## Begin Supplied data
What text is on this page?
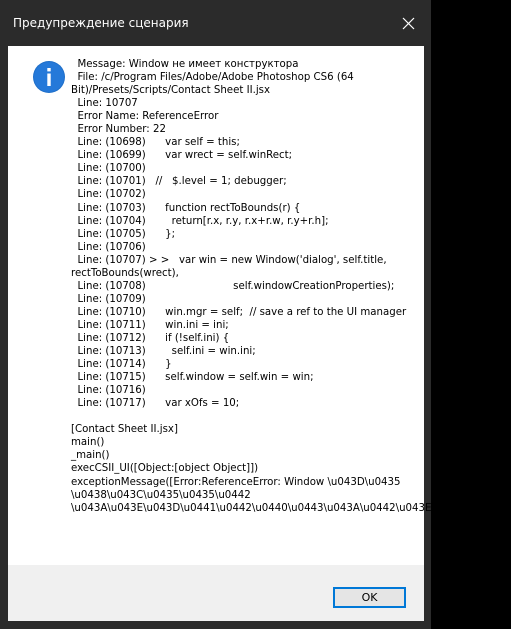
Предупреждение сценария
Message: Window не имеет конструктора
File: /c/Program Files/Adobe/Adobe Photoshop CS6 (64 Bit)/Presets/Scripts/Contact Sheet II.jsx
Line: 10707
Error Name: ReferenceError
Error Number: 22
Line: (10698)      var self = this;
Line: (10699)      var wrect = self.winRect;
Line: (10700)
Line: (10701)   //   $.level = 1; debugger;
Line: (10702)
Line: (10703)      function rectToBounds(r) {
Line: (10704)        return[r.x, r.y, r.x+r.w, r.y+r.h];
Line: (10705)      };
Line: (10706)
Line: (10707) > >   var win = new Window('dialog', self.title, rectToBounds(wrect),
Line: (10708)                           self.windowCreationProperties);
Line: (10709)
Line: (10710)      win.mgr = self;  // save a ref to the UI manager
Line: (10711)      win.ini = ini;
Line: (10712)      if (!self.ini) {
Line: (10713)        self.ini = win.ini;
Line: (10714)      }
Line: (10715)      self.window = self.win = win;
Line: (10716)
Line: (10717)      var xOfs = 10;
[Contact Sheet II.jsx]
main()
_main()
execCSII_UI([Object:[object Object]])
exceptionMessage([Error:ReferenceError: Window \u043D\u0435 \u0438\u043C\u0435\u0435\u0442 \u043A\u043E\u043D\u0441\u0442\u0440\u0443\u043A\u0442\u043E\u0440\u0430])
OK
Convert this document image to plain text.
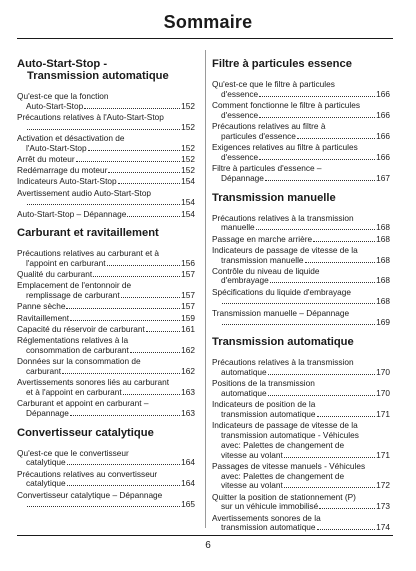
Sommaire
Auto-Start-Stop -
Transmission automatique
Qu'est-ce que la fonction
Auto-Start-Stop	152
Précautions relatives à l'Auto-Start-Stop
152
Activation et désactivation de
l'Auto-Start-Stop	152
Arrêt du moteur	152
Redémarrage du moteur	152
Indicateurs Auto-Start-Stop	154
Avertissement audio Auto-Start-Stop
154
Auto-Start-Stop – Dépannage	154
Carburant et ravitaillement
Précautions relatives au carburant et à
l'appoint en carburant	156
Qualité du carburant	157
Emplacement de l'entonnoir de
remplissage de carburant	157
Panne sèche	157
Ravitaillement	159
Capacité du réservoir de carburant	161
Réglementations relatives à la
consommation de carburant	162
Données sur la consommation de
carburant	162
Avertissements sonores liés au carburant
et à l'appoint en carburant	163
Carburant et appoint en carburant –
Dépannage	163
Convertisseur catalytique
Qu'est-ce que le convertisseur
catalytique	164
Précautions relatives au convertisseur
catalytique	164
Convertisseur catalytique – Dépannage
165
Filtre à particules essence
Qu'est-ce que le filtre à particules
d'essence	166
Comment fonctionne le filtre à particules
d'essence	166
Précautions relatives au filtre à
particules d'essence	166
Exigences relatives au filtre à particules
d'essence	166
Filtre à particules d'essence –
Dépannage	167
Transmission manuelle
Précautions relatives à la transmission
manuelle	168
Passage en marche arrière	168
Indicateurs de passage de vitesse de la
transmission manuelle	168
Contrôle du niveau de liquide
d'embrayage	168
Spécifications du liquide d'embrayage
168
Transmission manuelle – Dépannage
169
Transmission automatique
Précautions relatives à la transmission
automatique	170
Positions de la transmission
automatique	170
Indicateurs de position de la
transmission automatique	171
Indicateurs de passage de vitesse de la
transmission automatique - Véhicules
avec: Palettes de changement de
vitesse au volant	171
Passages de vitesse manuels - Véhicules
avec: Palettes de changement de
vitesse au volant	172
Quitter la position de stationnement (P)
sur un véhicule immobilisé	173
Avertissements sonores de la
transmission automatique	174
6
## End Supplied data
## Problem details
Only lines with the word "ReferenceError" should be collected from the material.

## Correct response
Error Name: ReferenceError
exceptionMessage([Error:ReferenceError: Window \u043D\u0435 \u0438\u043C\u0435\u0435\u0442 \u043A\u043E\u043D\u0441\u0442\u0440\u0443\u043A\u0442\u043E\u0440\u0430])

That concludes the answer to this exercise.